[Data for processing start]

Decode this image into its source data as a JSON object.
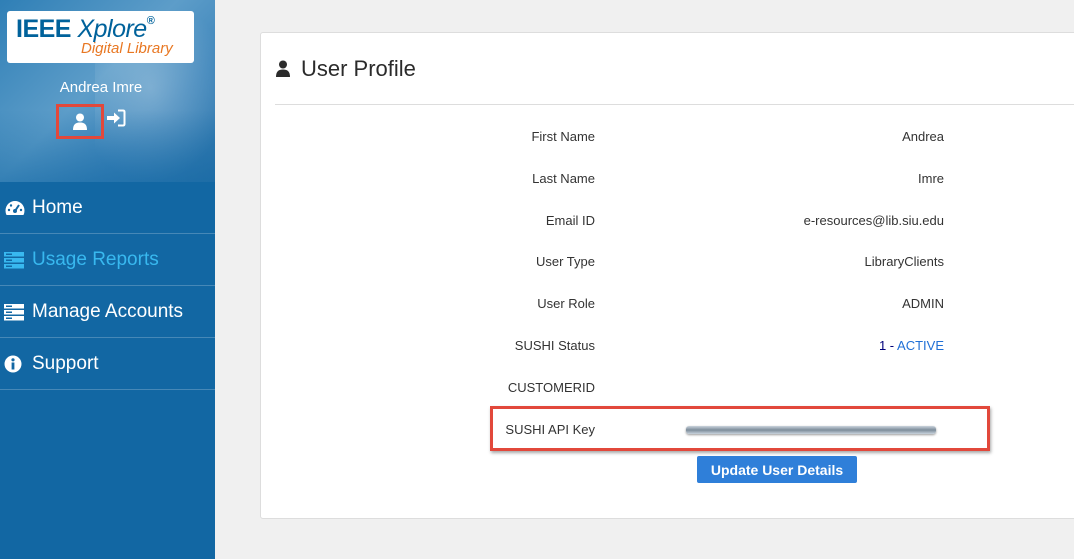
{
  "sidebar": {
    "logo": {
      "brand_bold": "IEEE",
      "brand_italic": "Xplore",
      "reg_mark": "®",
      "subtitle": "Digital Library"
    },
    "user_name": "Andrea Imre",
    "nav": [
      {
        "label": "Home",
        "icon": "dashboard-icon",
        "active": false
      },
      {
        "label": "Usage Reports",
        "icon": "server-icon",
        "active": true
      },
      {
        "label": "Manage Accounts",
        "icon": "server-icon",
        "active": false
      },
      {
        "label": "Support",
        "icon": "info-icon",
        "active": false
      }
    ]
  },
  "profile": {
    "title": "User Profile",
    "fields": [
      {
        "label": "First Name",
        "value": "Andrea"
      },
      {
        "label": "Last Name",
        "value": "Imre"
      },
      {
        "label": "Email ID",
        "value": "e-resources@lib.siu.edu"
      },
      {
        "label": "User Type",
        "value": "LibraryClients"
      },
      {
        "label": "User Role",
        "value": "ADMIN"
      },
      {
        "label": "SUSHI Status",
        "value_num": "1 - ",
        "value_text": "ACTIVE"
      },
      {
        "label": "CUSTOMERID",
        "value": ""
      },
      {
        "label": "SUSHI API Key",
        "value": ""
      }
    ],
    "update_button": "Update User Details"
  },
  "colors": {
    "sidebar_bg": "#1267a3",
    "active_nav": "#38b8ef",
    "highlight_border": "#e2483b",
    "button_bg": "#2f7fd9",
    "status_active": "#1f6fd6"
  }
}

[Data for processing end]

Your goal: Leave out the pictures and print every line of the data exactly.

Complete response:
Decode this image into its source data as a JSON object.
{
  "sidebar": {
    "logo": {
      "brand_bold": "IEEE",
      "brand_italic": "Xplore",
      "reg_mark": "®",
      "subtitle": "Digital Library"
    },
    "user_name": "Andrea Imre",
    "nav": [
      {
        "label": "Home",
        "icon": "dashboard-icon",
        "active": false
      },
      {
        "label": "Usage Reports",
        "icon": "server-icon",
        "active": true
      },
      {
        "label": "Manage Accounts",
        "icon": "server-icon",
        "active": false
      },
      {
        "label": "Support",
        "icon": "info-icon",
        "active": false
      }
    ]
  },
  "profile": {
    "title": "User Profile",
    "fields": [
      {
        "label": "First Name",
        "value": "Andrea"
      },
      {
        "label": "Last Name",
        "value": "Imre"
      },
      {
        "label": "Email ID",
        "value": "e-resources@lib.siu.edu"
      },
      {
        "label": "User Type",
        "value": "LibraryClients"
      },
      {
        "label": "User Role",
        "value": "ADMIN"
      },
      {
        "label": "SUSHI Status",
        "value_num": "1 - ",
        "value_text": "ACTIVE"
      },
      {
        "label": "CUSTOMERID",
        "value": ""
      },
      {
        "label": "SUSHI API Key",
        "value": ""
      }
    ],
    "update_button": "Update User Details"
  },
  "colors": {
    "sidebar_bg": "#1267a3",
    "active_nav": "#38b8ef",
    "highlight_border": "#e2483b",
    "button_bg": "#2f7fd9",
    "status_active": "#1f6fd6"
  }
}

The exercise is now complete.